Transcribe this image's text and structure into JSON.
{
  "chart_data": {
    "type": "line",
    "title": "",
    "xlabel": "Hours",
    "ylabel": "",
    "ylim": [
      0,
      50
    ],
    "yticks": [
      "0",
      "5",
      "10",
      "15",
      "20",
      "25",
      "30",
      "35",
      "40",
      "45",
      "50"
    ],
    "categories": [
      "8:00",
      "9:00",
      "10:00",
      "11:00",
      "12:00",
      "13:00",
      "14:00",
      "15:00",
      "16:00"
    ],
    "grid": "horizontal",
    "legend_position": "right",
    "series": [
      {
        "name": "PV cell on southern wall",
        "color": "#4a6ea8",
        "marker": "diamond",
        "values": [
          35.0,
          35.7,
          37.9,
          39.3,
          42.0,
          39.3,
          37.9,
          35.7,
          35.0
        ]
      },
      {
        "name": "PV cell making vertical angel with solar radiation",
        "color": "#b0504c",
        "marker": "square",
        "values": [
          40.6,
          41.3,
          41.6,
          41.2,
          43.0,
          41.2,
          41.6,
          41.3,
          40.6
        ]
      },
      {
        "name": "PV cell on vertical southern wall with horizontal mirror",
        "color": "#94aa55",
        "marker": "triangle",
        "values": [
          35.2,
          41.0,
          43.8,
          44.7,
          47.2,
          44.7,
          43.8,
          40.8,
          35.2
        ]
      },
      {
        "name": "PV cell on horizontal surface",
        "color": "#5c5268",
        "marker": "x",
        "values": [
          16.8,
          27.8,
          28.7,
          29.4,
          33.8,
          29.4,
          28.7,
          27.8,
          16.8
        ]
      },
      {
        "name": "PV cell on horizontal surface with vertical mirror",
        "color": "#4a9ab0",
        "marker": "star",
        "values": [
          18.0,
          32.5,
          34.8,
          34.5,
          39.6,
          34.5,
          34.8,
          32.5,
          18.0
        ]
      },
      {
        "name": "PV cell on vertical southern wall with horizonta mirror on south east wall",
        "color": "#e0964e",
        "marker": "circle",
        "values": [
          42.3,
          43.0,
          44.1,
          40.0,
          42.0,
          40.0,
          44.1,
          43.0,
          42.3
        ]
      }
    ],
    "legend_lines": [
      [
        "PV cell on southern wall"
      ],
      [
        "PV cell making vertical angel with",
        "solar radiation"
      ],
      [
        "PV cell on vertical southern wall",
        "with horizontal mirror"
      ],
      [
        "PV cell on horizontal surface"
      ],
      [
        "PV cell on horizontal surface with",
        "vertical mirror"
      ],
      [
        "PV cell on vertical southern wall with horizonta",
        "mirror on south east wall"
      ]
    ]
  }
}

_ _ _ _

### Your task
Output the records above in their entirety, exactly.

### Solution for this task
Transcribe this image's text and structure into JSON.
{
  "chart_data": {
    "type": "line",
    "title": "",
    "xlabel": "Hours",
    "ylabel": "",
    "ylim": [
      0,
      50
    ],
    "yticks": [
      "0",
      "5",
      "10",
      "15",
      "20",
      "25",
      "30",
      "35",
      "40",
      "45",
      "50"
    ],
    "categories": [
      "8:00",
      "9:00",
      "10:00",
      "11:00",
      "12:00",
      "13:00",
      "14:00",
      "15:00",
      "16:00"
    ],
    "grid": "horizontal",
    "legend_position": "right",
    "series": [
      {
        "name": "PV cell on southern wall",
        "color": "#4a6ea8",
        "marker": "diamond",
        "values": [
          35.0,
          35.7,
          37.9,
          39.3,
          42.0,
          39.3,
          37.9,
          35.7,
          35.0
        ]
      },
      {
        "name": "PV cell making vertical angel with solar radiation",
        "color": "#b0504c",
        "marker": "square",
        "values": [
          40.6,
          41.3,
          41.6,
          41.2,
          43.0,
          41.2,
          41.6,
          41.3,
          40.6
        ]
      },
      {
        "name": "PV cell on vertical southern wall with horizontal mirror",
        "color": "#94aa55",
        "marker": "triangle",
        "values": [
          35.2,
          41.0,
          43.8,
          44.7,
          47.2,
          44.7,
          43.8,
          40.8,
          35.2
        ]
      },
      {
        "name": "PV cell on horizontal surface",
        "color": "#5c5268",
        "marker": "x",
        "values": [
          16.8,
          27.8,
          28.7,
          29.4,
          33.8,
          29.4,
          28.7,
          27.8,
          16.8
        ]
      },
      {
        "name": "PV cell on horizontal surface with vertical mirror",
        "color": "#4a9ab0",
        "marker": "star",
        "values": [
          18.0,
          32.5,
          34.8,
          34.5,
          39.6,
          34.5,
          34.8,
          32.5,
          18.0
        ]
      },
      {
        "name": "PV cell on vertical southern wall with horizonta mirror on south east wall",
        "color": "#e0964e",
        "marker": "circle",
        "values": [
          42.3,
          43.0,
          44.1,
          40.0,
          42.0,
          40.0,
          44.1,
          43.0,
          42.3
        ]
      }
    ],
    "legend_lines": [
      [
        "PV cell on southern wall"
      ],
      [
        "PV cell making vertical angel with",
        "solar radiation"
      ],
      [
        "PV cell on vertical southern wall",
        "with horizontal mirror"
      ],
      [
        "PV cell on horizontal surface"
      ],
      [
        "PV cell on horizontal surface with",
        "vertical mirror"
      ],
      [
        "PV cell on vertical southern wall with horizonta",
        "mirror on south east wall"
      ]
    ]
  }
}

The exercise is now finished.